The hotel industry historically has been seasonal in nature. Seasonal variations in occupancy at the Company’s hotels may cause quarterly fluctuations in its revenues. Generally, occupancy rates and hotel revenues are greater

 

8

Index

 

in the second and third quarters than in the first and fourth quarters. To the extent that cash flow from operations is insufficient during any quarter, due to temporary or seasonal fluctuations in revenue, the Company expects to utilize cash on hand or available financing sources to meet cash requirements.

 

Related Parties

 

The Company has, and is expected to continue to engage in, transactions with related parties. These transactions cannot be construed to be at arm’s length and the results of the Company’s operations may be different if these transactions were conducted with non-related parties. See Note 7 titled “Related Parties” in Part II, Item 8, of the Consolidated Financial Statements and Notes thereto, appearing elsewhere in this Annual Report on Form 10-K for additional information concerning the Company’s related party transactions.

 

Employees

 

During 2018, all employees involved in the day-to-day operation of the Company’s hotels were employed by third party management companies engaged pursuant to the hotel management agreements. At December 31, 2018, the Company had 62 employees. The employees not only provide support to the Company, but, as discussed in Note 7 titled “Related Parties” in Part II, Item 8, of the Consolidated Financial Statements and Notes thereto, appearing elsewhere in this Annual Report on Form 10-K, certain employees also provide support services to Apple Realty Group, Inc. (“ARG”), which is wholly owned by Glade M. Knight, Executive Chairman of the Company. ARG reimburses the Company for the support services that it receives.

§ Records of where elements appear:
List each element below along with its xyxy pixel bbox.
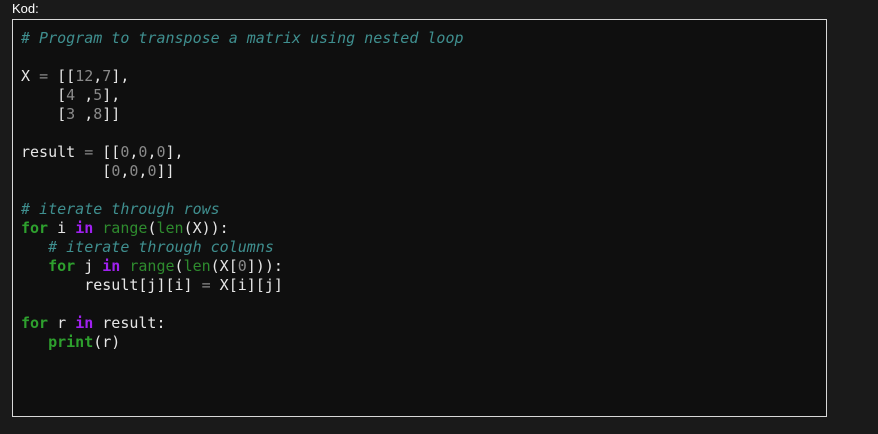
code-text: (X)): [183,219,229,237]
code-text: X[i][j] [210,276,283,294]
code-comment: # iterate through rows [21,200,220,218]
code-content[interactable]: # Program to transpose a matrix using ne… [21,29,464,352]
code-line: # iterate through columns [21,238,464,257]
code-comment: # iterate through columns [48,238,274,256]
code-line: for i in range(len(X)): [21,219,464,238]
code-line: # iterate through rows [21,200,464,219]
code-text: ], [165,143,184,161]
code-builtin: len [183,257,211,275]
code-text: [ [21,86,67,104]
code-text: ])): [246,257,283,275]
code-text: result[j][i] [21,276,202,294]
code-keyword: for [48,257,76,275]
code-comment: # Program to transpose a matrix using ne… [21,29,464,47]
code-operator: = [39,67,49,85]
code-line: ​ [21,295,464,314]
code-builtin: range [129,257,175,275]
code-operator: = [201,276,211,294]
code-line: for r in result: [21,314,464,333]
code-line: print(r) [21,333,464,352]
code-field-label: Kod: [12,1,39,16]
code-text: r [48,314,76,332]
code-text: X [21,67,40,85]
code-text: ( [174,257,184,275]
code-panel-page: Kod: # Program to transpose a matrix usi… [0,0,878,434]
code-text: (r) [93,333,121,351]
code-line: # Program to transpose a matrix using ne… [21,29,464,48]
code-line: ​ [21,124,464,143]
code-operator-keyword: in [75,314,94,332]
code-text: ]] [156,162,175,180]
code-text: [[ [93,143,121,161]
code-keyword: print [48,333,94,351]
code-text: , [75,105,94,123]
code-line: [3 ,8]] [21,105,464,124]
code-line: for j in range(len(X[0])): [21,257,464,276]
code-operator-keyword: in [102,257,121,275]
code-number: 0 [237,257,247,275]
code-number: 5 [93,86,103,104]
code-text: [[ [48,67,76,85]
code-text: ], [111,67,130,85]
code-line: [0,0,0]] [21,162,464,181]
code-operator: = [84,143,94,161]
code-line: result[j][i] = X[i][j] [21,276,464,295]
code-number: 4 [66,86,76,104]
code-keyword: for [21,314,49,332]
code-text: [ [21,105,67,123]
code-line: X = [[12,7], [21,67,464,86]
code-text: ]] [102,105,121,123]
code-text: j [75,257,103,275]
code-operator-keyword: in [75,219,94,237]
code-line: [4 ,5], [21,86,464,105]
code-text: result: [93,314,166,332]
code-text: (X[ [210,257,238,275]
code-line: ​ [21,181,464,200]
code-number: 3 [66,105,76,123]
code-number: 0 [111,162,121,180]
code-builtin: range [102,219,148,237]
code-line: result = [[0,0,0], [21,143,464,162]
code-text: [ [21,162,112,180]
code-number: 0 [156,143,166,161]
code-number: 8 [93,105,103,123]
code-line: ​ [21,48,464,67]
code-builtin: len [156,219,184,237]
code-keyword: for [21,219,49,237]
code-number: 7 [102,67,112,85]
code-text: result [21,143,85,161]
code-text: , [93,67,103,85]
code-text: , [75,86,94,104]
code-number: 12 [75,67,94,85]
code-text: i [48,219,76,237]
code-text: ], [102,86,121,104]
code-editor[interactable]: # Program to transpose a matrix using ne… [12,19,827,417]
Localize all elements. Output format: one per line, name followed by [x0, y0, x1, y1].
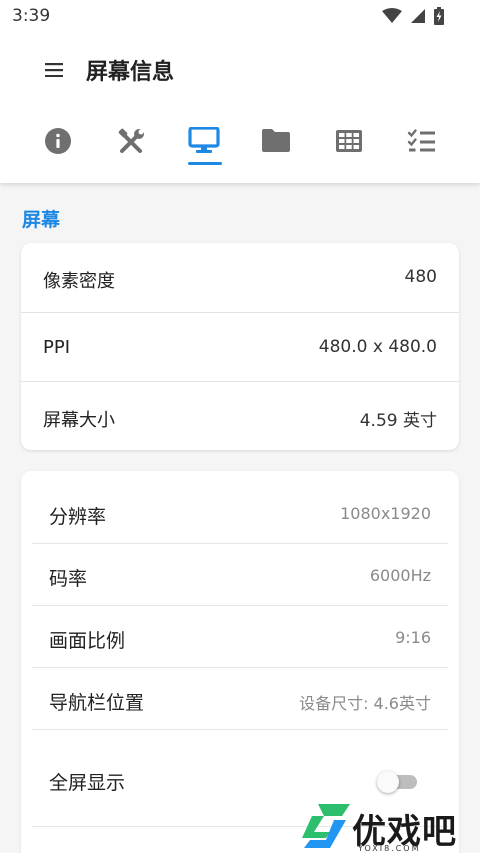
row-value: 9:16 — [395, 628, 431, 647]
row-label: PPI — [43, 337, 71, 358]
monitor-icon — [188, 127, 220, 153]
setting-row-aspect-ratio[interactable]: 画面比例 9:16 — [21, 607, 459, 669]
wifi-icon — [382, 8, 402, 23]
row-value: 4.59 英寸 — [359, 411, 437, 431]
battery-charging-icon — [434, 7, 444, 25]
active-tab-indicator — [188, 162, 222, 165]
screen-info-card: 像素密度 480 PPI 480.0 x 480.0 屏幕大小 4.59 英寸 — [21, 243, 459, 450]
setting-row-resolution[interactable]: 分辨率 1080x1920 — [21, 483, 459, 545]
app-bar: 屏幕信息 — [0, 40, 480, 100]
row-value: 1080x1920 — [340, 504, 431, 523]
section-title: 屏幕 — [22, 209, 61, 231]
divider — [32, 605, 448, 606]
tools-icon — [118, 128, 144, 153]
menu-button[interactable] — [38, 52, 70, 88]
row-value: 480.0 x 480.0 — [318, 337, 437, 357]
tab-bar — [0, 118, 480, 172]
row-label: 码率 — [49, 568, 88, 590]
divider — [32, 667, 448, 668]
tab-checklist[interactable] — [392, 118, 452, 172]
tab-tools[interactable] — [101, 118, 161, 172]
info-row-ppi[interactable]: PPI 480.0 x 480.0 — [21, 313, 459, 382]
checklist-icon — [407, 129, 435, 152]
divider — [32, 729, 448, 730]
watermark-logo-icon — [302, 804, 350, 848]
info-row-screen-size[interactable]: 屏幕大小 4.59 英寸 — [21, 382, 459, 450]
status-time: 3:39 — [12, 6, 51, 26]
folder-icon — [262, 129, 290, 152]
info-icon — [45, 128, 71, 154]
row-label: 分辨率 — [49, 506, 107, 528]
row-value: 480 — [404, 267, 437, 287]
row-label: 画面比例 — [49, 630, 126, 652]
top-header: 3:39 屏幕信息 — [0, 0, 480, 183]
grid-icon — [336, 130, 362, 152]
info-row-pixel-density[interactable]: 像素密度 480 — [21, 243, 459, 312]
toggle-label: 全屏显示 — [49, 772, 126, 794]
page-title: 屏幕信息 — [86, 60, 175, 85]
hamburger-menu-icon — [45, 63, 63, 77]
fullscreen-toggle[interactable] — [377, 771, 417, 793]
row-value: 设备尺寸: 4.6英寸 — [299, 694, 431, 713]
row-value: 6000Hz — [369, 566, 431, 585]
row-label: 导航栏位置 — [49, 692, 145, 714]
watermark-subtext: YOXI8.COM — [358, 844, 421, 853]
cell-signal-icon — [411, 9, 425, 23]
tab-files[interactable] — [246, 118, 306, 172]
row-label: 屏幕大小 — [43, 410, 115, 431]
setting-row-navbar-position[interactable]: 导航栏位置 设备尺寸: 4.6英寸 — [21, 669, 459, 731]
status-bar: 3:39 — [0, 0, 480, 34]
setting-row-bitrate[interactable]: 码率 6000Hz — [21, 545, 459, 607]
display-settings-card: 分辨率 1080x1920 码率 6000Hz 画面比例 9:16 导航栏位置 … — [21, 471, 459, 853]
divider — [32, 543, 448, 544]
status-icons — [382, 6, 444, 26]
toggle-thumb — [377, 771, 399, 793]
watermark: 优戏吧 YOXI8.COM — [298, 800, 478, 853]
tab-info[interactable] — [28, 118, 88, 172]
tab-grid[interactable] — [319, 118, 379, 172]
row-label: 像素密度 — [43, 271, 115, 292]
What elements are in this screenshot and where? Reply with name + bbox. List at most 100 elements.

§ THE EXERCISE: From the hotel operations text above, list every quarter of the year that it mentions, in the order each first appears.

§ THE RESPONSE: Second quarter, third quarter, first quarter, fourth quarter.